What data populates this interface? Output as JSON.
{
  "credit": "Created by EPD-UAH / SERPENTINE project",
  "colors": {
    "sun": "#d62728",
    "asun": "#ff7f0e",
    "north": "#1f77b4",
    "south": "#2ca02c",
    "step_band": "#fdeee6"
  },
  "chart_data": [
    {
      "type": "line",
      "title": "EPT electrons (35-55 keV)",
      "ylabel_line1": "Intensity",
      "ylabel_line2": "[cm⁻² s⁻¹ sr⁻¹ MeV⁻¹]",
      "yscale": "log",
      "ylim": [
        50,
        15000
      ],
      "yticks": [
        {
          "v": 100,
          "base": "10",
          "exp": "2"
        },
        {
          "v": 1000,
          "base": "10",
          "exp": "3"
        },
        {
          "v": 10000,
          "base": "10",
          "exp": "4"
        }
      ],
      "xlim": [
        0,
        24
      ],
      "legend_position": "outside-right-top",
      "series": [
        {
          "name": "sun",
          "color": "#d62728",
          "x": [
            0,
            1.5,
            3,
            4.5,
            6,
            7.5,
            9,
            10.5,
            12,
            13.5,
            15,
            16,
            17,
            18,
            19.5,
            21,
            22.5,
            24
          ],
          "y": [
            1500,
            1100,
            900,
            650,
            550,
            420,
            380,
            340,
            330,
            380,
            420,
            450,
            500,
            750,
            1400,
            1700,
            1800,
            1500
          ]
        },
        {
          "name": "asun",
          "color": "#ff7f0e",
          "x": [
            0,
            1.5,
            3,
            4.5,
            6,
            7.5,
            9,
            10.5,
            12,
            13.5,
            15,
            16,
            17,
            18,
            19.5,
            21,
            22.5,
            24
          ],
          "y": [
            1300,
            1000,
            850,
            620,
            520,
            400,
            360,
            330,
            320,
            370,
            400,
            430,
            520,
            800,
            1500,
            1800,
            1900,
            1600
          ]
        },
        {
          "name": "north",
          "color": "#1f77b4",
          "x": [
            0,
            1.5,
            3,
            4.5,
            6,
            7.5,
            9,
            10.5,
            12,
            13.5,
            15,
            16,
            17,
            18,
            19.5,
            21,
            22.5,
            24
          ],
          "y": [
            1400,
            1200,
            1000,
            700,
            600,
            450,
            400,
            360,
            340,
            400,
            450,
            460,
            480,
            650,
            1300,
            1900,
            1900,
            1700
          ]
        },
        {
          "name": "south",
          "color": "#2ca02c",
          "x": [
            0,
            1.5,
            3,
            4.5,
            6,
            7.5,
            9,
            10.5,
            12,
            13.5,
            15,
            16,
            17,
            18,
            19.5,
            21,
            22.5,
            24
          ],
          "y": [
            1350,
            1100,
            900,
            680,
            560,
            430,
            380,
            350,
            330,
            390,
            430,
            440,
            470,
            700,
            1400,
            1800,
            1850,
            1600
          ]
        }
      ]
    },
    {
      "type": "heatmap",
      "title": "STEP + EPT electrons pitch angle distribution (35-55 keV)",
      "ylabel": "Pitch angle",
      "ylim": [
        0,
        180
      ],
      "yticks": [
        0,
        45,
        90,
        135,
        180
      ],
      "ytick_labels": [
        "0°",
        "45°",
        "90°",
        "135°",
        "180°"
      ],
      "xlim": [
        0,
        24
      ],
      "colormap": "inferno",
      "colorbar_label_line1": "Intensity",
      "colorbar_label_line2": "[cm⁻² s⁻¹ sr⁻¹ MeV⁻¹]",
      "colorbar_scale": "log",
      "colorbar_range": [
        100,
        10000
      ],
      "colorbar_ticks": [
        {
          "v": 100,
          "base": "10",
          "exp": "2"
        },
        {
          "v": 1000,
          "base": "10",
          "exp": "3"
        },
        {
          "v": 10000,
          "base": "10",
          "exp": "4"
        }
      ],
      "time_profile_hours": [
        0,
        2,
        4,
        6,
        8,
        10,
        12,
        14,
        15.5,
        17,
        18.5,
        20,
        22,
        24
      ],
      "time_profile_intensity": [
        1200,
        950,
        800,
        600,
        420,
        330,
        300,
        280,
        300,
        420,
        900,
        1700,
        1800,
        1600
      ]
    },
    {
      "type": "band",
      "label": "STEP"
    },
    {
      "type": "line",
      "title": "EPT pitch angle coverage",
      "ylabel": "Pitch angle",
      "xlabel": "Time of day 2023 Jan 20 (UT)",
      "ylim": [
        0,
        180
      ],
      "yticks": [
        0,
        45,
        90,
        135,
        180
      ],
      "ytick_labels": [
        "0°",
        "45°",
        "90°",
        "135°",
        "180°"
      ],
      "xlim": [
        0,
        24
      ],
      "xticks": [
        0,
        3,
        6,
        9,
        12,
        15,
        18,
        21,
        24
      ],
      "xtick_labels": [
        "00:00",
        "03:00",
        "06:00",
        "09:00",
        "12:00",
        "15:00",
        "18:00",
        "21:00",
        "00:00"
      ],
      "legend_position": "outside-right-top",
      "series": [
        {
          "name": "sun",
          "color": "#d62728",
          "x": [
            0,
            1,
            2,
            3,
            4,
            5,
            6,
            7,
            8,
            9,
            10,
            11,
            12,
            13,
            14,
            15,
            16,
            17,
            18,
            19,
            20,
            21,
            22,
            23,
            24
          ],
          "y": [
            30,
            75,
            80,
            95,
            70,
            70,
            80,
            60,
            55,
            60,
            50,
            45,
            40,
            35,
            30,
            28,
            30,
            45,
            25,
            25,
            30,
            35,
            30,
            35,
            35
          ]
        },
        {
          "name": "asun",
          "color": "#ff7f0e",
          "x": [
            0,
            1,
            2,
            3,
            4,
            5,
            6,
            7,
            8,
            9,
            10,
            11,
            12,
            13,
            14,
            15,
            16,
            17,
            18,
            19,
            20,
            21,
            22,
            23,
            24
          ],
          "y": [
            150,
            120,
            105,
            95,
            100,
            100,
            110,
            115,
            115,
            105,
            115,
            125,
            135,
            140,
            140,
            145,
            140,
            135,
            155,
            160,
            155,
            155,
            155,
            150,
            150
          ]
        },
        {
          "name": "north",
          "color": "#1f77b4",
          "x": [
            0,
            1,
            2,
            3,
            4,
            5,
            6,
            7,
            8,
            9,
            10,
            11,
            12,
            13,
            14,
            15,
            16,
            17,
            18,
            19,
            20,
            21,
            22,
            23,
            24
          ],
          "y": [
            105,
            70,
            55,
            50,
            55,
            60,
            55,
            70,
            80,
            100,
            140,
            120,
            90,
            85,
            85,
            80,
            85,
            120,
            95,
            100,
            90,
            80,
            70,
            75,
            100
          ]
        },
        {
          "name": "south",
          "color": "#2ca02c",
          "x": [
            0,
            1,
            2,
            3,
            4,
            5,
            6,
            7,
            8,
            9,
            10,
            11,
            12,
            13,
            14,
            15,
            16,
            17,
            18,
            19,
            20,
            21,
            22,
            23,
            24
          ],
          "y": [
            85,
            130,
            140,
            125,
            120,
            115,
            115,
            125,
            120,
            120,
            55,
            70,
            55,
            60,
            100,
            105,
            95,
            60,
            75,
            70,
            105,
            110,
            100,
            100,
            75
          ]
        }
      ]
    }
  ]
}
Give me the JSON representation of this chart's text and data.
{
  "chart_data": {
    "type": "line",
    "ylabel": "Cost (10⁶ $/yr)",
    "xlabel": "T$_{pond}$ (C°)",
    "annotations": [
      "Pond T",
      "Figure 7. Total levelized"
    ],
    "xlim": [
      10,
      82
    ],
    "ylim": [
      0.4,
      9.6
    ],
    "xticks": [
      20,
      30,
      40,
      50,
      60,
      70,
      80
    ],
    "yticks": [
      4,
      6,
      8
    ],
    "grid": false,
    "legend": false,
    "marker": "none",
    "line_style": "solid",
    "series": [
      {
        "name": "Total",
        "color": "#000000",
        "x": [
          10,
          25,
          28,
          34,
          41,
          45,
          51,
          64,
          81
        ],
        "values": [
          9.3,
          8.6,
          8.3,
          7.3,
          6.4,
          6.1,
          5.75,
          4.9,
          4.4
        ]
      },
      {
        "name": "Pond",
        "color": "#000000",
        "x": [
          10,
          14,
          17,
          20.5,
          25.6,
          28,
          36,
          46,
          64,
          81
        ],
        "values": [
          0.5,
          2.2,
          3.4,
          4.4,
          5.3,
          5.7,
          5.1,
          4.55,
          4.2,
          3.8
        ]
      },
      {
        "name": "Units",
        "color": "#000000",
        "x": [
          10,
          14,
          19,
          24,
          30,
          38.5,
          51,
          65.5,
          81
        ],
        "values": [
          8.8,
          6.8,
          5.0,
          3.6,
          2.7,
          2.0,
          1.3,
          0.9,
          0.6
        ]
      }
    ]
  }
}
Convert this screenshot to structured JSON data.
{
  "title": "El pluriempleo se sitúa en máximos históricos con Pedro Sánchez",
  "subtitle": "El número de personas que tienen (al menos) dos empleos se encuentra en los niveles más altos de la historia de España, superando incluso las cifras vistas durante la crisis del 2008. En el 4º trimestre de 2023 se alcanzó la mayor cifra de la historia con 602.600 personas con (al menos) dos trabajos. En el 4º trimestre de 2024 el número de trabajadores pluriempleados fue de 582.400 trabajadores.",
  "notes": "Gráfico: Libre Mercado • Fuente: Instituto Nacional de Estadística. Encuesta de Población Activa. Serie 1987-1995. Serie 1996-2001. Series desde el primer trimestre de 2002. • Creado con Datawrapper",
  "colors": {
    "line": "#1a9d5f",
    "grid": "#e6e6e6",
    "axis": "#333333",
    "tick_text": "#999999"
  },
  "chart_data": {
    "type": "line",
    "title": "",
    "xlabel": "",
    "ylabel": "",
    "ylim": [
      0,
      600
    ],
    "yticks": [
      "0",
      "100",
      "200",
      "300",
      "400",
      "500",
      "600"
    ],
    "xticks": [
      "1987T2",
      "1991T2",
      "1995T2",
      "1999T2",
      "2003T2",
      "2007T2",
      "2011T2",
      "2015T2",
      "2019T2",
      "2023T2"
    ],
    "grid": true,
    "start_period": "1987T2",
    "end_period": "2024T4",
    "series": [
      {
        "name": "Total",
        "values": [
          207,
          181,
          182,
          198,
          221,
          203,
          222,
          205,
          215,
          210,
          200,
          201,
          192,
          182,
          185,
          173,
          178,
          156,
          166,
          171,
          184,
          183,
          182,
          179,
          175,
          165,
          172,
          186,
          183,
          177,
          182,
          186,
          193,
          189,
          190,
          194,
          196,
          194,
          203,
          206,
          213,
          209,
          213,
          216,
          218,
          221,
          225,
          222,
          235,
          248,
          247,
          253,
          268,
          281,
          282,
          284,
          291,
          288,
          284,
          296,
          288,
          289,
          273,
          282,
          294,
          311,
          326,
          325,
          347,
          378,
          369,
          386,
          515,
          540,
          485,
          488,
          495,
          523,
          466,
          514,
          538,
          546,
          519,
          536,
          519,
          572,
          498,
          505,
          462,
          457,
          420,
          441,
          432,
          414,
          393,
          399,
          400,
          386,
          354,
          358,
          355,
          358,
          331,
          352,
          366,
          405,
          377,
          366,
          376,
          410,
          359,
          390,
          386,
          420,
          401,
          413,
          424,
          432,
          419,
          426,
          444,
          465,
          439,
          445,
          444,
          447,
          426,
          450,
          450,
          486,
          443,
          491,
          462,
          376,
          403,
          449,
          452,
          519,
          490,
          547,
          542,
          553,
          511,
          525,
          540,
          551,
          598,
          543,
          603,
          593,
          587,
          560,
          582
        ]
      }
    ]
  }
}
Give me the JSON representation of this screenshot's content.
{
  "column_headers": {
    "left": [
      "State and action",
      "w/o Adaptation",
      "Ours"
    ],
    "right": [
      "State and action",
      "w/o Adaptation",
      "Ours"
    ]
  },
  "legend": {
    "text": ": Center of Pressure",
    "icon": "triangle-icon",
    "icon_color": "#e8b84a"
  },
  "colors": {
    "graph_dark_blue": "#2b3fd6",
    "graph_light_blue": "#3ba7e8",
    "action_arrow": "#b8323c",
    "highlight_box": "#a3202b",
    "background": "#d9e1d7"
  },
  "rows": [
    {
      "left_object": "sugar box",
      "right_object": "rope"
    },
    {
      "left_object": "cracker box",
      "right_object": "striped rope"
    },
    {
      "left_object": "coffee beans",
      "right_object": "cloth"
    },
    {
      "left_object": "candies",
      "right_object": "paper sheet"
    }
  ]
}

Aim:
Extract every line of the records above that contains the word "screenshot".

Exercise response:
Convert this screenshot to structured JSON data.
Give me the JSON representation of this screenshot's content.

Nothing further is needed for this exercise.